• [DATASET EXTRACT]:
'''

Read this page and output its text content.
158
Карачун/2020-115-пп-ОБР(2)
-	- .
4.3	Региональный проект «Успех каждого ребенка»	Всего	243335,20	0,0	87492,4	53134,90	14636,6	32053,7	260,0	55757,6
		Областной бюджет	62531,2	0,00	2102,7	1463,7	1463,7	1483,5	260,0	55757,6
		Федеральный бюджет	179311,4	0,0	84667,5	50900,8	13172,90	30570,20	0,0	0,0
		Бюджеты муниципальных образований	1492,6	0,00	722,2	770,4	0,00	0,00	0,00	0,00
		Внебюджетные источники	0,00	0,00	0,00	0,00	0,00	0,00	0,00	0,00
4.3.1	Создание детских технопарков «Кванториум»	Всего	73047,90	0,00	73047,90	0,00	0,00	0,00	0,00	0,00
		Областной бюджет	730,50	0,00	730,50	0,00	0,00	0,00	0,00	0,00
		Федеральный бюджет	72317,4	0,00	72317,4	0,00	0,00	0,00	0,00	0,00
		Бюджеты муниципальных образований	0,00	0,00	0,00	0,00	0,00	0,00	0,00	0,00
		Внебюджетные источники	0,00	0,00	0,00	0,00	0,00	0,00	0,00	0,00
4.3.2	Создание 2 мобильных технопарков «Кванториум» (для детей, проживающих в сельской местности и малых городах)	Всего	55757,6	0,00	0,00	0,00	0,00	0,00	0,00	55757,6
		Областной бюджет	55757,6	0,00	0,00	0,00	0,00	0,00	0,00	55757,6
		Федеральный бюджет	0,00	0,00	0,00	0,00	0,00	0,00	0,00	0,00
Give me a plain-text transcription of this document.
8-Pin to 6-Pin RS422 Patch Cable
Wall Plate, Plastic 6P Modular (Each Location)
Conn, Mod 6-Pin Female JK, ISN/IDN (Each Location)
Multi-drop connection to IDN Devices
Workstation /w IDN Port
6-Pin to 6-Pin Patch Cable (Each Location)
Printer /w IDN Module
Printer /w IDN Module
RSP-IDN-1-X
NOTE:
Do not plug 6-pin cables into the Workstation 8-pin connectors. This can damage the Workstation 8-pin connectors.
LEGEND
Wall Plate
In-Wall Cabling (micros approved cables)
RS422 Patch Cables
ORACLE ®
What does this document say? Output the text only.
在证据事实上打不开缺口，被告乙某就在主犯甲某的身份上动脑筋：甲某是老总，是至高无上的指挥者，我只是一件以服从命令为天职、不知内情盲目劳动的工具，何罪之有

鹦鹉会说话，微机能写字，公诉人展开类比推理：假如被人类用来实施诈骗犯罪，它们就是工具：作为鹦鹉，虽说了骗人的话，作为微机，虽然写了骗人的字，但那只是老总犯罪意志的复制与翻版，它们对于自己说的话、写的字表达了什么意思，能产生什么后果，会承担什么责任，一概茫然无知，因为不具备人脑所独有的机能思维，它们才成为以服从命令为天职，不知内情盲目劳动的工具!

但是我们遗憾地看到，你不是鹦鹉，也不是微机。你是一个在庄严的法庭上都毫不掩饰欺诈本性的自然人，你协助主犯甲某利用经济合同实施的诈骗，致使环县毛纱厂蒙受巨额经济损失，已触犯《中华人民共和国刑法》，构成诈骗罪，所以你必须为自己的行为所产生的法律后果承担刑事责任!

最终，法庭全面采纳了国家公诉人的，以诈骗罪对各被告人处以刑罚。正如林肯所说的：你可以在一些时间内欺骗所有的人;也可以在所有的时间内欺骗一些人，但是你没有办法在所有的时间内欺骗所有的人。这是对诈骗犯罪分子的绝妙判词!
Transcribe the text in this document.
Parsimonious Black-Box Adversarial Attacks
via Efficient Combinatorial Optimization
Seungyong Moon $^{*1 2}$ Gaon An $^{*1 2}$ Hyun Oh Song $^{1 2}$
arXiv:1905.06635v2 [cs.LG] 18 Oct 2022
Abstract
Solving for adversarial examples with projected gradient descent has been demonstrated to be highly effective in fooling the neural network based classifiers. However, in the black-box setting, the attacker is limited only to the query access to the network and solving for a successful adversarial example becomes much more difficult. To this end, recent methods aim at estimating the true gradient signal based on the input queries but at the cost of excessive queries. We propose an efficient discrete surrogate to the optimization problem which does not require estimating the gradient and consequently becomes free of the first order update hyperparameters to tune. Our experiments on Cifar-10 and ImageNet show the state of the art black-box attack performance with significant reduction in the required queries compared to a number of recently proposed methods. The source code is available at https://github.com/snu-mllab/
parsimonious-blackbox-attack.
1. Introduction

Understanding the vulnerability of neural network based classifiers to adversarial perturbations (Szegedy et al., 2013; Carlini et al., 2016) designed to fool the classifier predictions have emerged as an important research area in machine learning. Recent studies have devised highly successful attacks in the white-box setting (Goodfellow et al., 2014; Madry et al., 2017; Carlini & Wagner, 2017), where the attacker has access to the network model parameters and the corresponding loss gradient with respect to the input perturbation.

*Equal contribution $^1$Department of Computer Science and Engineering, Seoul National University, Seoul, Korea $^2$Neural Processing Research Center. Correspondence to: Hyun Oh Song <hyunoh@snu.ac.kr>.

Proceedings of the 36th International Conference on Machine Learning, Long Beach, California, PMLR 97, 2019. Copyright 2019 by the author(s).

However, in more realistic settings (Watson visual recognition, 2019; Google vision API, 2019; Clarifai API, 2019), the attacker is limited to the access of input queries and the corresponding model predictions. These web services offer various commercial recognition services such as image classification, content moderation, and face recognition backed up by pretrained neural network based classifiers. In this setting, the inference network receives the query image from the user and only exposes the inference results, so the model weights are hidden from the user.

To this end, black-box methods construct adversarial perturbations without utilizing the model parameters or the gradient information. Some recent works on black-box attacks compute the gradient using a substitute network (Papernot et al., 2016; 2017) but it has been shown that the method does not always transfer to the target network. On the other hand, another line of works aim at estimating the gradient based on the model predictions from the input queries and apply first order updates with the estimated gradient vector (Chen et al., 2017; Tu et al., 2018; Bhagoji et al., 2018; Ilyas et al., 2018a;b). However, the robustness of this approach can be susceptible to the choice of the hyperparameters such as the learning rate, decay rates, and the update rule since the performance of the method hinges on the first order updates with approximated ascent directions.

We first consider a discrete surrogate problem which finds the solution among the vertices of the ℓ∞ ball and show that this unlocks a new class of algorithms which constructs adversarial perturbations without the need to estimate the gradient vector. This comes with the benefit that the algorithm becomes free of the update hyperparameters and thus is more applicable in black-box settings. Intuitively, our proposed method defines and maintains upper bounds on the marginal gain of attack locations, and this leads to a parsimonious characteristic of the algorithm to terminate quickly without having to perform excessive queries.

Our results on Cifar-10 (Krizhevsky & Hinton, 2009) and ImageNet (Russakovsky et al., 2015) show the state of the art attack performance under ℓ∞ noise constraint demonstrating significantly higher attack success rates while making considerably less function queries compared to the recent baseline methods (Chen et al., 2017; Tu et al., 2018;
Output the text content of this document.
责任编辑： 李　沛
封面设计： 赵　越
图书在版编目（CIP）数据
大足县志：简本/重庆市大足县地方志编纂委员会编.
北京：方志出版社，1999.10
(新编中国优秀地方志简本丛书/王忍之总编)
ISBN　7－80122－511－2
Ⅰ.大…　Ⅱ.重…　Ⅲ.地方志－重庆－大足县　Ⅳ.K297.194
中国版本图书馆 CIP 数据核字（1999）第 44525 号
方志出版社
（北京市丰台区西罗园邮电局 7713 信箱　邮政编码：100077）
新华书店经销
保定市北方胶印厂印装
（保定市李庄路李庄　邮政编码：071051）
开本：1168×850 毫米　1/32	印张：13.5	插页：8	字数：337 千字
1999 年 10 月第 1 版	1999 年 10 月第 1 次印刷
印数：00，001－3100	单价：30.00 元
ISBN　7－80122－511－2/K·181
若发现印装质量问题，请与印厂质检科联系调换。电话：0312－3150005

'''

• [INSTRUCTIONS TO FOLLOW]: Count how many lines hold the string "Создание" and give that number alone.

• [ANSWER BELOW]: 2